Recorded information
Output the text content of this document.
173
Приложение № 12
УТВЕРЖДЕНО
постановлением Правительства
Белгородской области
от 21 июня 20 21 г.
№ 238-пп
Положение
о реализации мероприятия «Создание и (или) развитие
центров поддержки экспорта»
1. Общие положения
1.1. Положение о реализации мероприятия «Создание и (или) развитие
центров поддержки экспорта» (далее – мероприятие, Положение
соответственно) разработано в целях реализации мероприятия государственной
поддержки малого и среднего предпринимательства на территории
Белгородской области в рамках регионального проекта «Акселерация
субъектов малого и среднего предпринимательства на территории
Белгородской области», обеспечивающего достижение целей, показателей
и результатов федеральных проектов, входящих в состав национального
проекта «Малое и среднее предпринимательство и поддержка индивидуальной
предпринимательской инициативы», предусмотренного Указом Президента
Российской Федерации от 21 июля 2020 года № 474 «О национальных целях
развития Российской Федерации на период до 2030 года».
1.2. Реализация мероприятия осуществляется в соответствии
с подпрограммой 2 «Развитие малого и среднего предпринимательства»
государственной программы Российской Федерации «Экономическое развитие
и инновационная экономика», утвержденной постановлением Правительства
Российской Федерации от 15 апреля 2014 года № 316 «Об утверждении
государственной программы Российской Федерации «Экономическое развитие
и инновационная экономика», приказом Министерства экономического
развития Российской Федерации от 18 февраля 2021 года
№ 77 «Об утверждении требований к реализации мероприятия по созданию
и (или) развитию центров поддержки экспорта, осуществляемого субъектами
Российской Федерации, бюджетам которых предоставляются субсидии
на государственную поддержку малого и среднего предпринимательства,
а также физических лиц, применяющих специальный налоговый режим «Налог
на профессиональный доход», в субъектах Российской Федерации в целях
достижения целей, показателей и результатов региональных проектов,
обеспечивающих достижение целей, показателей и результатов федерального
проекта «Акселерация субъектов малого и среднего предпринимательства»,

Goal
All of the material above needs to be retyped word for word.

Written response
Output the text content of this document.
173
Приложение № 12
УТВЕРЖДЕНО
постановлением Правительства
Белгородской области
от 21 июня 20 21 г.
№ 238-пп
Положение
о реализации мероприятия «Создание и (или) развитие
центров поддержки экспорта»
1. Общие положения
1.1. Положение о реализации мероприятия «Создание и (или) развитие
центров поддержки экспорта» (далее – мероприятие, Положение
соответственно) разработано в целях реализации мероприятия государственной
поддержки малого и среднего предпринимательства на территории
Белгородской области в рамках регионального проекта «Акселерация
субъектов малого и среднего предпринимательства на территории
Белгородской области», обеспечивающего достижение целей, показателей
и результатов федеральных проектов, входящих в состав национального
проекта «Малое и среднее предпринимательство и поддержка индивидуальной
предпринимательской инициативы», предусмотренного Указом Президента
Российской Федерации от 21 июля 2020 года № 474 «О национальных целях
развития Российской Федерации на период до 2030 года».
1.2. Реализация мероприятия осуществляется в соответствии
с подпрограммой 2 «Развитие малого и среднего предпринимательства»
государственной программы Российской Федерации «Экономическое развитие
и инновационная экономика», утвержденной постановлением Правительства
Российской Федерации от 15 апреля 2014 года № 316 «Об утверждении
государственной программы Российской Федерации «Экономическое развитие
и инновационная экономика», приказом Министерства экономического
развития Российской Федерации от 18 февраля 2021 года
№ 77 «Об утверждении требований к реализации мероприятия по созданию
и (или) развитию центров поддержки экспорта, осуществляемого субъектами
Российской Федерации, бюджетам которых предоставляются субсидии
на государственную поддержку малого и среднего предпринимательства,
а также физических лиц, применяющих специальный налоговый режим «Налог
на профессиональный доход», в субъектах Российской Федерации в целях
достижения целей, показателей и результатов региональных проектов,
обеспечивающих достижение целей, показателей и результатов федерального
проекта «Акселерация субъектов малого и среднего предпринимательства»,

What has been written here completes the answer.